## STATED EXERCISE
Give back all the data exactly, line by line.

## ENTRIES SHOWN
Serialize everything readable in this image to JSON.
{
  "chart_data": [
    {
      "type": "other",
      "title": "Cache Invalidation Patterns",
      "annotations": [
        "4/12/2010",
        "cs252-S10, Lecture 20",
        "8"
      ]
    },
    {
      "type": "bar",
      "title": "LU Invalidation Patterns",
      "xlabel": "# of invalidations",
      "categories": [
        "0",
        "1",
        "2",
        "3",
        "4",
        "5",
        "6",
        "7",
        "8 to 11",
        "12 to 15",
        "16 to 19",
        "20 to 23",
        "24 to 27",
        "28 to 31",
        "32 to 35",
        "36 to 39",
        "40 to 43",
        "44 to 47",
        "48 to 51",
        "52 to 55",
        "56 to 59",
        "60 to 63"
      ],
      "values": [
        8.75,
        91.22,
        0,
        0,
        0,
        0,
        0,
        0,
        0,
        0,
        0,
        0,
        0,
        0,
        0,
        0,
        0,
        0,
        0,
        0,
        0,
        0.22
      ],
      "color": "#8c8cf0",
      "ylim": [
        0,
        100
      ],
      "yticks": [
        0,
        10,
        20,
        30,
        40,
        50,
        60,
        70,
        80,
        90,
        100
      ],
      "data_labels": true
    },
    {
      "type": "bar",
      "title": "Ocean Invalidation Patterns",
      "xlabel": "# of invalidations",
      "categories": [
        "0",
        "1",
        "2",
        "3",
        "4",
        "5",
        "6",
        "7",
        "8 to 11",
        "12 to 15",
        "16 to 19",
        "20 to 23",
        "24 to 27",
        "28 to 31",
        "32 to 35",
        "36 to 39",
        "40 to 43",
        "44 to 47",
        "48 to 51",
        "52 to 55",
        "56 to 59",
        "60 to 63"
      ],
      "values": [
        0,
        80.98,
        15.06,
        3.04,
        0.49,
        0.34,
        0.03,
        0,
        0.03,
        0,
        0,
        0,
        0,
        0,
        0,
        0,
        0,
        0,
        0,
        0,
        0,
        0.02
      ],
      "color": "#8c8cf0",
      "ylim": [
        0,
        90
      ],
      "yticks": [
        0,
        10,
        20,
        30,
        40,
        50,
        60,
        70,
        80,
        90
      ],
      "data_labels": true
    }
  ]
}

## THE RESPONSE
Serialize everything readable in this image to JSON.
{
  "chart_data": [
    {
      "type": "other",
      "title": "Cache Invalidation Patterns",
      "annotations": [
        "4/12/2010",
        "cs252-S10, Lecture 20",
        "8"
      ]
    },
    {
      "type": "bar",
      "title": "LU Invalidation Patterns",
      "xlabel": "# of invalidations",
      "categories": [
        "0",
        "1",
        "2",
        "3",
        "4",
        "5",
        "6",
        "7",
        "8 to 11",
        "12 to 15",
        "16 to 19",
        "20 to 23",
        "24 to 27",
        "28 to 31",
        "32 to 35",
        "36 to 39",
        "40 to 43",
        "44 to 47",
        "48 to 51",
        "52 to 55",
        "56 to 59",
        "60 to 63"
      ],
      "values": [
        8.75,
        91.22,
        0,
        0,
        0,
        0,
        0,
        0,
        0,
        0,
        0,
        0,
        0,
        0,
        0,
        0,
        0,
        0,
        0,
        0,
        0,
        0.22
      ],
      "color": "#8c8cf0",
      "ylim": [
        0,
        100
      ],
      "yticks": [
        0,
        10,
        20,
        30,
        40,
        50,
        60,
        70,
        80,
        90,
        100
      ],
      "data_labels": true
    },
    {
      "type": "bar",
      "title": "Ocean Invalidation Patterns",
      "xlabel": "# of invalidations",
      "categories": [
        "0",
        "1",
        "2",
        "3",
        "4",
        "5",
        "6",
        "7",
        "8 to 11",
        "12 to 15",
        "16 to 19",
        "20 to 23",
        "24 to 27",
        "28 to 31",
        "32 to 35",
        "36 to 39",
        "40 to 43",
        "44 to 47",
        "48 to 51",
        "52 to 55",
        "56 to 59",
        "60 to 63"
      ],
      "values": [
        0,
        80.98,
        15.06,
        3.04,
        0.49,
        0.34,
        0.03,
        0,
        0.03,
        0,
        0,
        0,
        0,
        0,
        0,
        0,
        0,
        0,
        0,
        0,
        0,
        0.02
      ],
      "color": "#8c8cf0",
      "ylim": [
        0,
        90
      ],
      "yticks": [
        0,
        10,
        20,
        30,
        40,
        50,
        60,
        70,
        80,
        90
      ],
      "data_labels": true
    }
  ]
}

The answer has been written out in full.